Take the data below and repeat it exactly.

* Start Supplied entries *

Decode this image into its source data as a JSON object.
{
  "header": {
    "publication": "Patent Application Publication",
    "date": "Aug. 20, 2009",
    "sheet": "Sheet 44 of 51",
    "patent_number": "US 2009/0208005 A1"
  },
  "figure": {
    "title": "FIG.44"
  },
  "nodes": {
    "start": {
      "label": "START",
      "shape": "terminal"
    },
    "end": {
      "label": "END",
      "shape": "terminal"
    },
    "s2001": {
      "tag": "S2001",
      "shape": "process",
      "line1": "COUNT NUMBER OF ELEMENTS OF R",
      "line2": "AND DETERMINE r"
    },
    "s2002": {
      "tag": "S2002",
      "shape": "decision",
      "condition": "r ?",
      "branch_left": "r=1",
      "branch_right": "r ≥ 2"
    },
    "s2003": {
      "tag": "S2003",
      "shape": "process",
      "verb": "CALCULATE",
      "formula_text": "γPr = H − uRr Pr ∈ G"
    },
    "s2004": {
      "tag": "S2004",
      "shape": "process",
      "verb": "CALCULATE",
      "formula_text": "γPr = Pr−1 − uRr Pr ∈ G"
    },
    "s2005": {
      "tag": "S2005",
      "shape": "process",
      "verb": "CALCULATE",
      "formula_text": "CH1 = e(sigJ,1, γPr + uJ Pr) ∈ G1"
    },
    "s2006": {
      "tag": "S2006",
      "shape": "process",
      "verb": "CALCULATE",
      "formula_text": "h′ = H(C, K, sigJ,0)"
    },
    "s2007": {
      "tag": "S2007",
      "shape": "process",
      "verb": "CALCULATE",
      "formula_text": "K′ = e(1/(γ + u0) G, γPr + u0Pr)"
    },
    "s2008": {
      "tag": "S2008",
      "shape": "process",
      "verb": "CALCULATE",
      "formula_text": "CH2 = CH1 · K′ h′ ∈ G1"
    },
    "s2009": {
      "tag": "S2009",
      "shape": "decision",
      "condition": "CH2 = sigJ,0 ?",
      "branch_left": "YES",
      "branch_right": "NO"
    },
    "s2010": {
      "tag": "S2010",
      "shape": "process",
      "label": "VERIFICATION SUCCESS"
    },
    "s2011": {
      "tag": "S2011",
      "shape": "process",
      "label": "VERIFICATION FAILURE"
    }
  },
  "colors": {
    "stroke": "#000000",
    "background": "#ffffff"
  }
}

* End Supplied entries *

> [Response to this exercise]:
Decode this image into its source data as a JSON object.
{
  "header": {
    "publication": "Patent Application Publication",
    "date": "Aug. 20, 2009",
    "sheet": "Sheet 44 of 51",
    "patent_number": "US 2009/0208005 A1"
  },
  "figure": {
    "title": "FIG.44"
  },
  "nodes": {
    "start": {
      "label": "START",
      "shape": "terminal"
    },
    "end": {
      "label": "END",
      "shape": "terminal"
    },
    "s2001": {
      "tag": "S2001",
      "shape": "process",
      "line1": "COUNT NUMBER OF ELEMENTS OF R",
      "line2": "AND DETERMINE r"
    },
    "s2002": {
      "tag": "S2002",
      "shape": "decision",
      "condition": "r ?",
      "branch_left": "r=1",
      "branch_right": "r ≥ 2"
    },
    "s2003": {
      "tag": "S2003",
      "shape": "process",
      "verb": "CALCULATE",
      "formula_text": "γPr = H − uRr Pr ∈ G"
    },
    "s2004": {
      "tag": "S2004",
      "shape": "process",
      "verb": "CALCULATE",
      "formula_text": "γPr = Pr−1 − uRr Pr ∈ G"
    },
    "s2005": {
      "tag": "S2005",
      "shape": "process",
      "verb": "CALCULATE",
      "formula_text": "CH1 = e(sigJ,1, γPr + uJ Pr) ∈ G1"
    },
    "s2006": {
      "tag": "S2006",
      "shape": "process",
      "verb": "CALCULATE",
      "formula_text": "h′ = H(C, K, sigJ,0)"
    },
    "s2007": {
      "tag": "S2007",
      "shape": "process",
      "verb": "CALCULATE",
      "formula_text": "K′ = e(1/(γ + u0) G, γPr + u0Pr)"
    },
    "s2008": {
      "tag": "S2008",
      "shape": "process",
      "verb": "CALCULATE",
      "formula_text": "CH2 = CH1 · K′ h′ ∈ G1"
    },
    "s2009": {
      "tag": "S2009",
      "shape": "decision",
      "condition": "CH2 = sigJ,0 ?",
      "branch_left": "YES",
      "branch_right": "NO"
    },
    "s2010": {
      "tag": "S2010",
      "shape": "process",
      "label": "VERIFICATION SUCCESS"
    },
    "s2011": {
      "tag": "S2011",
      "shape": "process",
      "label": "VERIFICATION FAILURE"
    }
  },
  "colors": {
    "stroke": "#000000",
    "background": "#ffffff"
  }
}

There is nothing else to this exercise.